[Data excerpts]
*****

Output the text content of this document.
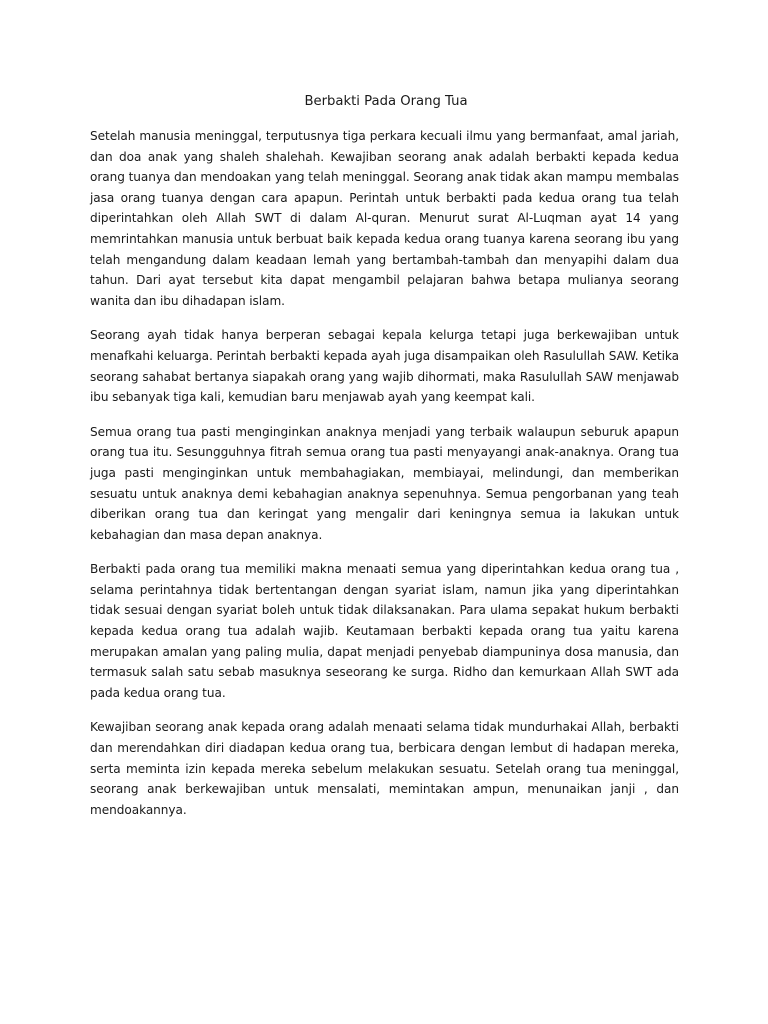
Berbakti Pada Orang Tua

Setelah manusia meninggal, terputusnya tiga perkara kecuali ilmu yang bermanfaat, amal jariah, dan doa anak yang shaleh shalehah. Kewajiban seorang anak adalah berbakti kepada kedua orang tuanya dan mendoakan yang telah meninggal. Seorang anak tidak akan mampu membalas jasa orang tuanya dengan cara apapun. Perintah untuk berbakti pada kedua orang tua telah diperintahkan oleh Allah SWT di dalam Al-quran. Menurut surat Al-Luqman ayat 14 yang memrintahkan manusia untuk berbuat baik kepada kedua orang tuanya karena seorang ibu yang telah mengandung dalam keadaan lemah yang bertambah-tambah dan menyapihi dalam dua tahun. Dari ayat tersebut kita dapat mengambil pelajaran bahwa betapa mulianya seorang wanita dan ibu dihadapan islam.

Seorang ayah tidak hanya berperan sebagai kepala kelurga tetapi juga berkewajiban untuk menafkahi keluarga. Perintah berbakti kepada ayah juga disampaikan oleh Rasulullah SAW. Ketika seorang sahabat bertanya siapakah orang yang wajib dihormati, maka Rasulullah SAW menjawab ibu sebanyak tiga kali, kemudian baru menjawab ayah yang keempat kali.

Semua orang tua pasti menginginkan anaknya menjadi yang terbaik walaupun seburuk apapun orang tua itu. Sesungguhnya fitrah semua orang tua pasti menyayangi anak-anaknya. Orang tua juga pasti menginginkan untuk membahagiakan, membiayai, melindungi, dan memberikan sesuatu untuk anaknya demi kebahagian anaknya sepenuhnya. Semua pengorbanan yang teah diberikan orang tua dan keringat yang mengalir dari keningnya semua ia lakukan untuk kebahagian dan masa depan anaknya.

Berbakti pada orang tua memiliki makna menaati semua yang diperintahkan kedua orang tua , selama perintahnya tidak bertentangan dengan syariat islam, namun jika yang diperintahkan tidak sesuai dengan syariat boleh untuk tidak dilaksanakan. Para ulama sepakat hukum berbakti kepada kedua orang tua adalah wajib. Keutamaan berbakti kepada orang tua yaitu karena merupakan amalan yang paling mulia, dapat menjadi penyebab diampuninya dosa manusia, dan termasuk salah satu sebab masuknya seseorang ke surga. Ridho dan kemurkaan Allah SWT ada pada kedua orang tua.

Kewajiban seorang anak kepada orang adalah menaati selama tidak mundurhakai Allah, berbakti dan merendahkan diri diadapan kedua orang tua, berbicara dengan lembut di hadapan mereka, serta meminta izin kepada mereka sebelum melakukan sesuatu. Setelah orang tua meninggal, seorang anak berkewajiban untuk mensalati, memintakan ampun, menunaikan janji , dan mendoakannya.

*****

What you need to do: Print each entry shown above with exact wording and no pictures.

Result for this task:
Output the text content of this document.
Berbakti Pada Orang Tua

Setelah manusia meninggal, terputusnya tiga perkara kecuali ilmu yang bermanfaat, amal jariah, dan doa anak yang shaleh shalehah. Kewajiban seorang anak adalah berbakti kepada kedua orang tuanya dan mendoakan yang telah meninggal. Seorang anak tidak akan mampu membalas jasa orang tuanya dengan cara apapun. Perintah untuk berbakti pada kedua orang tua telah diperintahkan oleh Allah SWT di dalam Al-quran. Menurut surat Al-Luqman ayat 14 yang memrintahkan manusia untuk berbuat baik kepada kedua orang tuanya karena seorang ibu yang telah mengandung dalam keadaan lemah yang bertambah-tambah dan menyapihi dalam dua tahun. Dari ayat tersebut kita dapat mengambil pelajaran bahwa betapa mulianya seorang wanita dan ibu dihadapan islam.

Seorang ayah tidak hanya berperan sebagai kepala kelurga tetapi juga berkewajiban untuk menafkahi keluarga. Perintah berbakti kepada ayah juga disampaikan oleh Rasulullah SAW. Ketika seorang sahabat bertanya siapakah orang yang wajib dihormati, maka Rasulullah SAW menjawab ibu sebanyak tiga kali, kemudian baru menjawab ayah yang keempat kali.

Semua orang tua pasti menginginkan anaknya menjadi yang terbaik walaupun seburuk apapun orang tua itu. Sesungguhnya fitrah semua orang tua pasti menyayangi anak-anaknya. Orang tua juga pasti menginginkan untuk membahagiakan, membiayai, melindungi, dan memberikan sesuatu untuk anaknya demi kebahagian anaknya sepenuhnya. Semua pengorbanan yang teah diberikan orang tua dan keringat yang mengalir dari keningnya semua ia lakukan untuk kebahagian dan masa depan anaknya.

Berbakti pada orang tua memiliki makna menaati semua yang diperintahkan kedua orang tua , selama perintahnya tidak bertentangan dengan syariat islam, namun jika yang diperintahkan tidak sesuai dengan syariat boleh untuk tidak dilaksanakan. Para ulama sepakat hukum berbakti kepada kedua orang tua adalah wajib. Keutamaan berbakti kepada orang tua yaitu karena merupakan amalan yang paling mulia, dapat menjadi penyebab diampuninya dosa manusia, dan termasuk salah satu sebab masuknya seseorang ke surga. Ridho dan kemurkaan Allah SWT ada pada kedua orang tua.

Kewajiban seorang anak kepada orang adalah menaati selama tidak mundurhakai Allah, berbakti dan merendahkan diri diadapan kedua orang tua, berbicara dengan lembut di hadapan mereka, serta meminta izin kepada mereka sebelum melakukan sesuatu. Setelah orang tua meninggal, seorang anak berkewajiban untuk mensalati, memintakan ampun, menunaikan janji , dan mendoakannya.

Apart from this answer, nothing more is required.